** BEGIN Information supplied **
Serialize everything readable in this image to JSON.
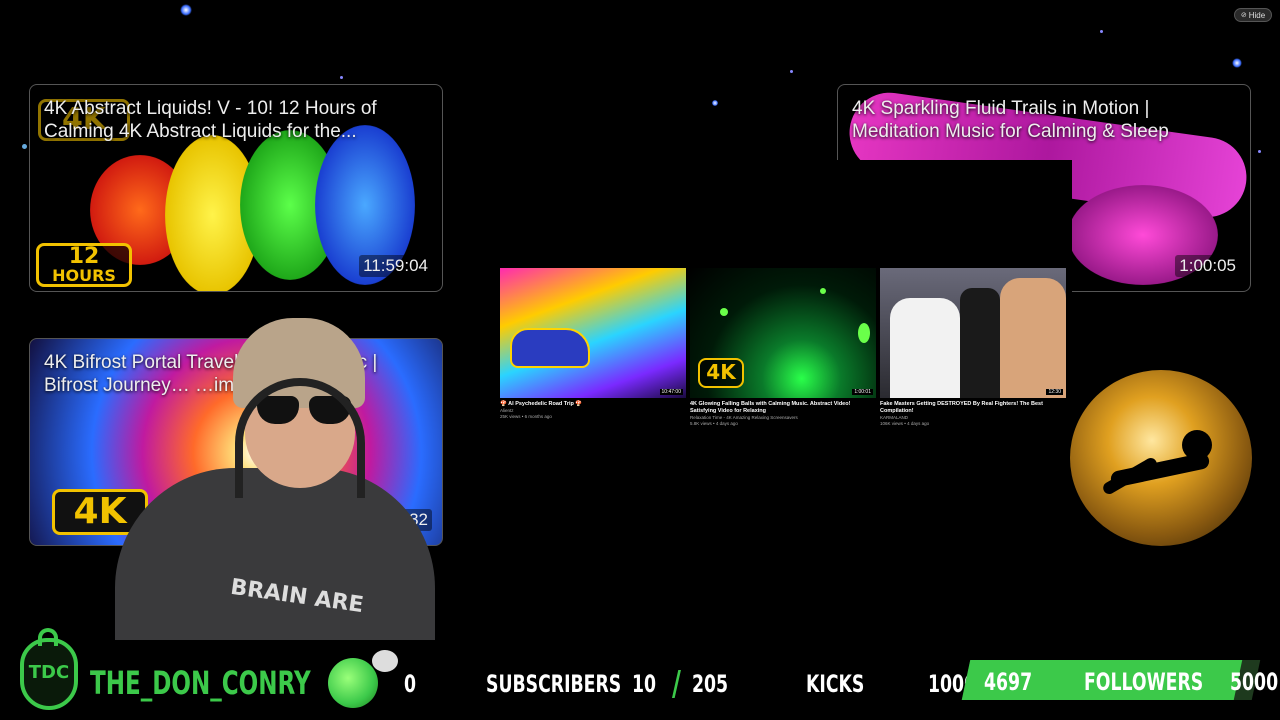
{
  "hide_button": {
    "label": "Hide"
  },
  "videos": [
    {
      "title": "4K Abstract Liquids! V - 10! 12 Hours of Calming 4K Abstract Liquids for the...",
      "duration": "11:59:04",
      "badge_top": "4K",
      "badge_line1": "12",
      "badge_line2": "HOURS"
    },
    {
      "title": "4K Sparkling Fluid Trails in Motion | Meditation Music for Calming & Sleep",
      "duration": "1:00:05"
    },
    {
      "title": "4K Bifrost Portal Travel… …tion Music | Bifrost Journey… …ime...",
      "duration": "…:32",
      "badge": "4K"
    }
  ],
  "thumbs": [
    {
      "title": "🍄 AI Psychedelic Road Trip 🍄",
      "channel": "Alientz",
      "meta": "25K views • 6 months ago",
      "time": "10:47:00"
    },
    {
      "title": "4K Glowing Falling Balls with Calming Music. Abstract Video! Satisfying Video for Relaxing",
      "channel": "Relaxation Time - 4K Amazing Relaxing Screensavers",
      "meta": "5.8K views • 4 days ago",
      "time": "1:00:01",
      "badge": "4K"
    },
    {
      "title": "Fake Masters Getting DESTROYED By Real Fighters! The Best Compilation!",
      "channel": "KARMALAND",
      "meta": "106K views • 4 days ago",
      "time": "12:30"
    }
  ],
  "webcam": {
    "shirt_text": "BRAIN ARE"
  },
  "footer": {
    "logo": "TDC",
    "channel_name": "THE_DON_CONRY",
    "subs_count": "0",
    "subs_label": "SUBSCRIBERS",
    "subs_current": "10",
    "separator": "/",
    "subs_goal": "205",
    "kicks_label": "KICKS",
    "kicks_goal": "10000",
    "followers_current": "4697",
    "followers_label": "FOLLOWERS",
    "followers_goal": "5000",
    "followers_progress": 0.9394
  },
  "colors": {
    "accent_green": "#3cc94a",
    "badge_yellow": "#f2c200"
  }
}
** END Information supplied **
What the exercise asks: Return the material exactly as given, apart from the pictures.

Solution for this problem:
Serialize everything readable in this image to JSON.
{
  "hide_button": {
    "label": "Hide"
  },
  "videos": [
    {
      "title": "4K Abstract Liquids! V - 10! 12 Hours of Calming 4K Abstract Liquids for the...",
      "duration": "11:59:04",
      "badge_top": "4K",
      "badge_line1": "12",
      "badge_line2": "HOURS"
    },
    {
      "title": "4K Sparkling Fluid Trails in Motion | Meditation Music for Calming & Sleep",
      "duration": "1:00:05"
    },
    {
      "title": "4K Bifrost Portal Travel… …tion Music | Bifrost Journey… …ime...",
      "duration": "…:32",
      "badge": "4K"
    }
  ],
  "thumbs": [
    {
      "title": "🍄 AI Psychedelic Road Trip 🍄",
      "channel": "Alientz",
      "meta": "25K views • 6 months ago",
      "time": "10:47:00"
    },
    {
      "title": "4K Glowing Falling Balls with Calming Music. Abstract Video! Satisfying Video for Relaxing",
      "channel": "Relaxation Time - 4K Amazing Relaxing Screensavers",
      "meta": "5.8K views • 4 days ago",
      "time": "1:00:01",
      "badge": "4K"
    },
    {
      "title": "Fake Masters Getting DESTROYED By Real Fighters! The Best Compilation!",
      "channel": "KARMALAND",
      "meta": "106K views • 4 days ago",
      "time": "12:30"
    }
  ],
  "webcam": {
    "shirt_text": "BRAIN ARE"
  },
  "footer": {
    "logo": "TDC",
    "channel_name": "THE_DON_CONRY",
    "subs_count": "0",
    "subs_label": "SUBSCRIBERS",
    "subs_current": "10",
    "separator": "/",
    "subs_goal": "205",
    "kicks_label": "KICKS",
    "kicks_goal": "10000",
    "followers_current": "4697",
    "followers_label": "FOLLOWERS",
    "followers_goal": "5000",
    "followers_progress": 0.9394
  },
  "colors": {
    "accent_green": "#3cc94a",
    "badge_yellow": "#f2c200"
  }
}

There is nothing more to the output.